> [Stated task]: Every entry that follows should be repeated exactly; drop the images.

-------

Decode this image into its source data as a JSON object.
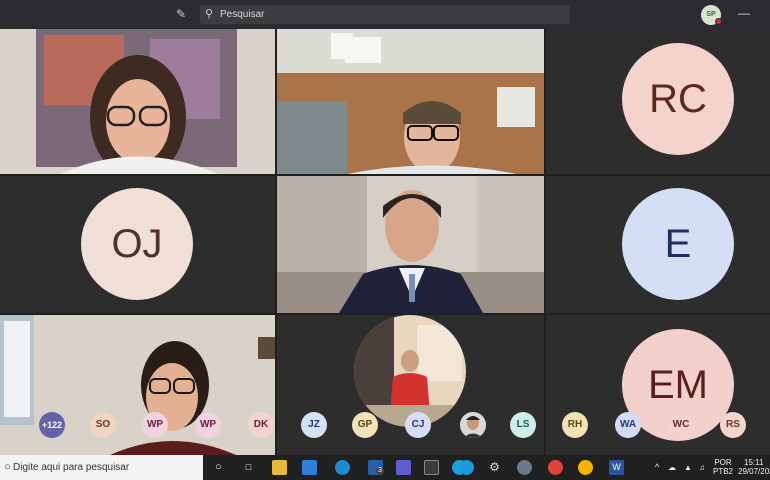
{
  "titlebar": {
    "search_placeholder": "Pesquisar",
    "me_initials": "SP",
    "minimize_glyph": "—",
    "compose_icon": "compose-icon"
  },
  "tiles": {
    "rc": {
      "initials": "RC",
      "bg": "#f4d3cc",
      "fg": "#5a2a1f"
    },
    "oj": {
      "initials": "OJ",
      "bg": "#f0dfd6",
      "fg": "#4e3326"
    },
    "e": {
      "initials": "E",
      "bg": "#d4def4",
      "fg": "#1f2f5c"
    },
    "em": {
      "initials": "EM",
      "bg": "#f4d0cd",
      "fg": "#5a1f1f"
    }
  },
  "overflow": {
    "count": "+122",
    "chips": [
      {
        "label": "SO",
        "bg": "#f1d5c4",
        "fg": "#6a3a1a"
      },
      {
        "label": "WP",
        "bg": "#f0d2e0",
        "fg": "#6a1f45"
      },
      {
        "label": "WP",
        "bg": "#f0d2e0",
        "fg": "#6a1f45"
      },
      {
        "label": "DK",
        "bg": "#f3d2cf",
        "fg": "#6a2a22"
      },
      {
        "label": "JZ",
        "bg": "#d4e2f4",
        "fg": "#1f3a6a"
      },
      {
        "label": "GP",
        "bg": "#f1e3b8",
        "fg": "#5a4612"
      },
      {
        "label": "CJ",
        "bg": "#d6def5",
        "fg": "#243a78"
      },
      {
        "label": "LS",
        "bg": "#cfeeea",
        "fg": "#1c5a52"
      },
      {
        "label": "RH",
        "bg": "#f3e3b4",
        "fg": "#5c4a14"
      },
      {
        "label": "WA",
        "bg": "#d3dcf3",
        "fg": "#233b78"
      },
      {
        "label": "WC",
        "bg": "#f2d3d2",
        "fg": "#6a2828"
      },
      {
        "label": "RS",
        "bg": "#f3d6cb",
        "fg": "#6a341e"
      }
    ]
  },
  "taskbar": {
    "search_text": "Digite aqui para pesquisar",
    "mail_badge": "3",
    "lang_top": "POR",
    "lang_bottom": "PTB2",
    "time": "15:11",
    "date": "29/07/202"
  }
}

-------

> [Result for this task]:
Decode this image into its source data as a JSON object.
{
  "titlebar": {
    "search_placeholder": "Pesquisar",
    "me_initials": "SP",
    "minimize_glyph": "—",
    "compose_icon": "compose-icon"
  },
  "tiles": {
    "rc": {
      "initials": "RC",
      "bg": "#f4d3cc",
      "fg": "#5a2a1f"
    },
    "oj": {
      "initials": "OJ",
      "bg": "#f0dfd6",
      "fg": "#4e3326"
    },
    "e": {
      "initials": "E",
      "bg": "#d4def4",
      "fg": "#1f2f5c"
    },
    "em": {
      "initials": "EM",
      "bg": "#f4d0cd",
      "fg": "#5a1f1f"
    }
  },
  "overflow": {
    "count": "+122",
    "chips": [
      {
        "label": "SO",
        "bg": "#f1d5c4",
        "fg": "#6a3a1a"
      },
      {
        "label": "WP",
        "bg": "#f0d2e0",
        "fg": "#6a1f45"
      },
      {
        "label": "WP",
        "bg": "#f0d2e0",
        "fg": "#6a1f45"
      },
      {
        "label": "DK",
        "bg": "#f3d2cf",
        "fg": "#6a2a22"
      },
      {
        "label": "JZ",
        "bg": "#d4e2f4",
        "fg": "#1f3a6a"
      },
      {
        "label": "GP",
        "bg": "#f1e3b8",
        "fg": "#5a4612"
      },
      {
        "label": "CJ",
        "bg": "#d6def5",
        "fg": "#243a78"
      },
      {
        "label": "LS",
        "bg": "#cfeeea",
        "fg": "#1c5a52"
      },
      {
        "label": "RH",
        "bg": "#f3e3b4",
        "fg": "#5c4a14"
      },
      {
        "label": "WA",
        "bg": "#d3dcf3",
        "fg": "#233b78"
      },
      {
        "label": "WC",
        "bg": "#f2d3d2",
        "fg": "#6a2828"
      },
      {
        "label": "RS",
        "bg": "#f3d6cb",
        "fg": "#6a341e"
      }
    ]
  },
  "taskbar": {
    "search_text": "Digite aqui para pesquisar",
    "mail_badge": "3",
    "lang_top": "POR",
    "lang_bottom": "PTB2",
    "time": "15:11",
    "date": "29/07/202"
  }
}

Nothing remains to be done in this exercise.